[Start Passage provided]
Thus, we have a basic structure.

4.2. Setting Up Debezium for Real-time Synchronization

To set up Debezium for data change capturing, we use Docker for simplicity:

$ sudo apt-get update
$ sudo apt-get install docker.io docker-compose

Now, we edit the docker-compose.yml file in the project root:

version: '2'
services:
  zookeeper:
    image: debezium/zookeeper:1.9
    ports:
     - 2181:2181
     - 2888:2888
     - 3888:3888
  kafka:
    image: debezium/kafka:1.9
    ports:
     - 9092:9092
    links:
     - zookeeper
    environment:
     - ZOOKEEPER_CONNECT=zookeeper:2181
  mysql:
    image: debezium/example-mysql:1.9
    ports:
     - 3307:3306
    environment:
     - MYSQL_ROOT_PASSWORD=debezium
     - MYSQL_USER=mysqluser
     - MYSQL_PASSWORD=mysqlpw
  connect:
    image: debezium/connect:1.9
    ports:
     - 8083:8083
    links:
     - kafka
     - mysql
    environment:
     - BOOTSTRAP_SERVERS=kafka:9092
     - GROUP_ID=1
     - CONFIG_STORAGE_TOPIC=my_connect_configs
     - OFFSET_STORAGE_TOPIC=my_connect_offsets
     - STATUS_STORAGE_TOPIC=my_connect_statuses

This file provides a configuration setup for four services:

Zookeeper
Kafka
MySQL
Debezium Connect

We configure the services to use specific ports and link to each other, ensuring proper communication between them. We then map the MySQL service to port 3307 on the host machine to avoid conflicts with any local MySQL installation.

Now, we can start the services:

$ cd ~/elasticsearch-mysql-integration
$ sudo docker-compose up -d

Next, we configure the Debezium MySQL connector by editing the register-mysql.json file:

{
    "name": "bookstore-connector",
    "config": {
        "connector.class": "io.debezium.connector.mysql.MySqlConnector",
        "tasks.max": "1",
        "database.hostname": "mysql",
        "database.port": "3306",
        "database.user": "debezium",
        "database.password": "dbz",
        "database.server.id": "184054",
        "database.server.name": "dbserver1",
        "database.include.list": "bookstore",
        "database.history.kafka.bootstrap.servers": "kafka:9092",
        "database.history.kafka.topic": "dbhistory.bookstore"
[End Passage provided]
[Start Supplied material]
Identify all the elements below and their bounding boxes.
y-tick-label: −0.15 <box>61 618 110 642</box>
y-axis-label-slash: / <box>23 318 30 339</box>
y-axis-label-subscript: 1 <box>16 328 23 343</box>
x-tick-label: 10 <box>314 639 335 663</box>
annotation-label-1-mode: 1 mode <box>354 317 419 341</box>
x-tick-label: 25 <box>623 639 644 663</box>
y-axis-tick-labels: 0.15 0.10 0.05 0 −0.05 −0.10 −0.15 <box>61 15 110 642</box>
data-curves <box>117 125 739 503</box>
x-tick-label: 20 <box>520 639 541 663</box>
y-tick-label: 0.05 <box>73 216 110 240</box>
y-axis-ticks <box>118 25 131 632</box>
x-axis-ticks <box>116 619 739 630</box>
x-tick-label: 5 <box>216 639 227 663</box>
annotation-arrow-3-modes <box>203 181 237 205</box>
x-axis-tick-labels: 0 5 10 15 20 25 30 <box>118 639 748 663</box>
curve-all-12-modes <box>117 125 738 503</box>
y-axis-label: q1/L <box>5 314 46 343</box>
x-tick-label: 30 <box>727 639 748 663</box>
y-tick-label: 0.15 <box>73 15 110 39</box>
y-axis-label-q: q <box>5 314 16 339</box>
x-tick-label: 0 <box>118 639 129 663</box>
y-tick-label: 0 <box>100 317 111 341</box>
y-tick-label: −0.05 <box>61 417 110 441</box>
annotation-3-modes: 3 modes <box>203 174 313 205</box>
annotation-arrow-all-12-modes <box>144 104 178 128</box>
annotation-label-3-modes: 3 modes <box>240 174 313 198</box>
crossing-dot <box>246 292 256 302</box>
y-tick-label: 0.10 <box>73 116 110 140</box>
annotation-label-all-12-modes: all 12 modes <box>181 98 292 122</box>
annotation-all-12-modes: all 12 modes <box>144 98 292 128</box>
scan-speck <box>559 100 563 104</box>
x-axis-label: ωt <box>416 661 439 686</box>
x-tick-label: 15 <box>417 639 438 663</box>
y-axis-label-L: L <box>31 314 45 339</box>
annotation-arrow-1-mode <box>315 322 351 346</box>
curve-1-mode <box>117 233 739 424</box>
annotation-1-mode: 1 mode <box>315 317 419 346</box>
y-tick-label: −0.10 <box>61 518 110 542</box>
[End Supplied material]
• _Exercise 1_
Answer these questions from the Debezium setup passage:
(a) Which host port is the MySQL service mapped to, and for what stated reason?
(b) What image does the kafka service use?
(c) What name does register-mysql.json give the connector?
• _Exercise 2_
Tally the lines in the rows that contain the string "axis", and reply with the number only.

• _Task result 1_
(a) Port 3307, to avoid conflicts with any local MySQL installation.
(b) debezium/kafka:1.9
(c) bookstore-connector

• _Task result 2_
10